What needs to be done:
All of the records listed below should be retyped exactly.

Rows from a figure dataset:
>>>
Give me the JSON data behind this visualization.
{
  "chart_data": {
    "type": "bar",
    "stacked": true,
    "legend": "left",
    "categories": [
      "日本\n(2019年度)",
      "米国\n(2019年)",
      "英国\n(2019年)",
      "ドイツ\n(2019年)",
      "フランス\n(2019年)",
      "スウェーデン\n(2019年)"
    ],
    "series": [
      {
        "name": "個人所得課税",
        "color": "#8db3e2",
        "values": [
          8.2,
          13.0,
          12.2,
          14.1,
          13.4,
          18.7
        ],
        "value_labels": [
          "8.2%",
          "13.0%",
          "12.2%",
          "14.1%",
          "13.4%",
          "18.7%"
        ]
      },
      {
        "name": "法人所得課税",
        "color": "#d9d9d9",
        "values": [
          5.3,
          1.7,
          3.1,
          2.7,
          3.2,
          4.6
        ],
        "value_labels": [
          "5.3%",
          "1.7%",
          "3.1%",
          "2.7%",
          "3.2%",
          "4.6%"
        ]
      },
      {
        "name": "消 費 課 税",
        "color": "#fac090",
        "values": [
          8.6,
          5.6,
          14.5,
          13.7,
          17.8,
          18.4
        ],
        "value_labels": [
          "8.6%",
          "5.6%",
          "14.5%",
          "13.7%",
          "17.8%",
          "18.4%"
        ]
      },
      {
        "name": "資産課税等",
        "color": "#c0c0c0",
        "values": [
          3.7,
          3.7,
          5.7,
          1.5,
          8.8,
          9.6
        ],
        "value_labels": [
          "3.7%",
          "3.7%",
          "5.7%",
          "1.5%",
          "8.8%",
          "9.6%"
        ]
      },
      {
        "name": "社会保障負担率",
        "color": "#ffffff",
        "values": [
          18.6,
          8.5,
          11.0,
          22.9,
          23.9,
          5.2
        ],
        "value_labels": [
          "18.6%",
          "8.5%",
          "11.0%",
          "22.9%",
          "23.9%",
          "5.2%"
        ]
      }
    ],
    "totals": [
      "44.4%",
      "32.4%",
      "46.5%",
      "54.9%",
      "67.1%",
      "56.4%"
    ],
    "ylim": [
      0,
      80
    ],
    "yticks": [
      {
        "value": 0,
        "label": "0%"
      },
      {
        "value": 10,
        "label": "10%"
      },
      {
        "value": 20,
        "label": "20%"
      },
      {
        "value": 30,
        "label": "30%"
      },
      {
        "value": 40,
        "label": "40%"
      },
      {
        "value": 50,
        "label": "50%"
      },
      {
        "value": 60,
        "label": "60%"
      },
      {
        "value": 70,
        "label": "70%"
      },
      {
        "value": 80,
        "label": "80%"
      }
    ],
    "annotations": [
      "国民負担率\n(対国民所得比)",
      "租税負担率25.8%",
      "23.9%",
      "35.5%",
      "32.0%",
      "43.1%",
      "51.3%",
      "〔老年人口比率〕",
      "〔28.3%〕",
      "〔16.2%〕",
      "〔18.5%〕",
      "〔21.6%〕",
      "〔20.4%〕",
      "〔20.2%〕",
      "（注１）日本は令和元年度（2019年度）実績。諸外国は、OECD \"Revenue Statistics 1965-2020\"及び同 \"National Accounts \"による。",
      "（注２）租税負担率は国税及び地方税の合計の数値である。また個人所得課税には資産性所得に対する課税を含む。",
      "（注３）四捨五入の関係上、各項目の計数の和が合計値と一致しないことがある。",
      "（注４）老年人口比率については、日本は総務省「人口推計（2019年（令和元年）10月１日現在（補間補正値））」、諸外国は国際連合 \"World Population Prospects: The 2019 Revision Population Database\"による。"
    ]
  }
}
<<<
Correct result:
Give me the JSON data behind this visualization.
{
  "chart_data": {
    "type": "bar",
    "stacked": true,
    "legend": "left",
    "categories": [
      "日本\n(2019年度)",
      "米国\n(2019年)",
      "英国\n(2019年)",
      "ドイツ\n(2019年)",
      "フランス\n(2019年)",
      "スウェーデン\n(2019年)"
    ],
    "series": [
      {
        "name": "個人所得課税",
        "color": "#8db3e2",
        "values": [
          8.2,
          13.0,
          12.2,
          14.1,
          13.4,
          18.7
        ],
        "value_labels": [
          "8.2%",
          "13.0%",
          "12.2%",
          "14.1%",
          "13.4%",
          "18.7%"
        ]
      },
      {
        "name": "法人所得課税",
        "color": "#d9d9d9",
        "values": [
          5.3,
          1.7,
          3.1,
          2.7,
          3.2,
          4.6
        ],
        "value_labels": [
          "5.3%",
          "1.7%",
          "3.1%",
          "2.7%",
          "3.2%",
          "4.6%"
        ]
      },
      {
        "name": "消 費 課 税",
        "color": "#fac090",
        "values": [
          8.6,
          5.6,
          14.5,
          13.7,
          17.8,
          18.4
        ],
        "value_labels": [
          "8.6%",
          "5.6%",
          "14.5%",
          "13.7%",
          "17.8%",
          "18.4%"
        ]
      },
      {
        "name": "資産課税等",
        "color": "#c0c0c0",
        "values": [
          3.7,
          3.7,
          5.7,
          1.5,
          8.8,
          9.6
        ],
        "value_labels": [
          "3.7%",
          "3.7%",
          "5.7%",
          "1.5%",
          "8.8%",
          "9.6%"
        ]
      },
      {
        "name": "社会保障負担率",
        "color": "#ffffff",
        "values": [
          18.6,
          8.5,
          11.0,
          22.9,
          23.9,
          5.2
        ],
        "value_labels": [
          "18.6%",
          "8.5%",
          "11.0%",
          "22.9%",
          "23.9%",
          "5.2%"
        ]
      }
    ],
    "totals": [
      "44.4%",
      "32.4%",
      "46.5%",
      "54.9%",
      "67.1%",
      "56.4%"
    ],
    "ylim": [
      0,
      80
    ],
    "yticks": [
      {
        "value": 0,
        "label": "0%"
      },
      {
        "value": 10,
        "label": "10%"
      },
      {
        "value": 20,
        "label": "20%"
      },
      {
        "value": 30,
        "label": "30%"
      },
      {
        "value": 40,
        "label": "40%"
      },
      {
        "value": 50,
        "label": "50%"
      },
      {
        "value": 60,
        "label": "60%"
      },
      {
        "value": 70,
        "label": "70%"
      },
      {
        "value": 80,
        "label": "80%"
      }
    ],
    "annotations": [
      "国民負担率\n(対国民所得比)",
      "租税負担率25.8%",
      "23.9%",
      "35.5%",
      "32.0%",
      "43.1%",
      "51.3%",
      "〔老年人口比率〕",
      "〔28.3%〕",
      "〔16.2%〕",
      "〔18.5%〕",
      "〔21.6%〕",
      "〔20.4%〕",
      "〔20.2%〕",
      "（注１）日本は令和元年度（2019年度）実績。諸外国は、OECD \"Revenue Statistics 1965-2020\"及び同 \"National Accounts \"による。",
      "（注２）租税負担率は国税及び地方税の合計の数値である。また個人所得課税には資産性所得に対する課税を含む。",
      "（注３）四捨五入の関係上、各項目の計数の和が合計値と一致しないことがある。",
      "（注４）老年人口比率については、日本は総務省「人口推計（2019年（令和元年）10月１日現在（補間補正値））」、諸外国は国際連合 \"World Population Prospects: The 2019 Revision Population Database\"による。"
    ]
  }
}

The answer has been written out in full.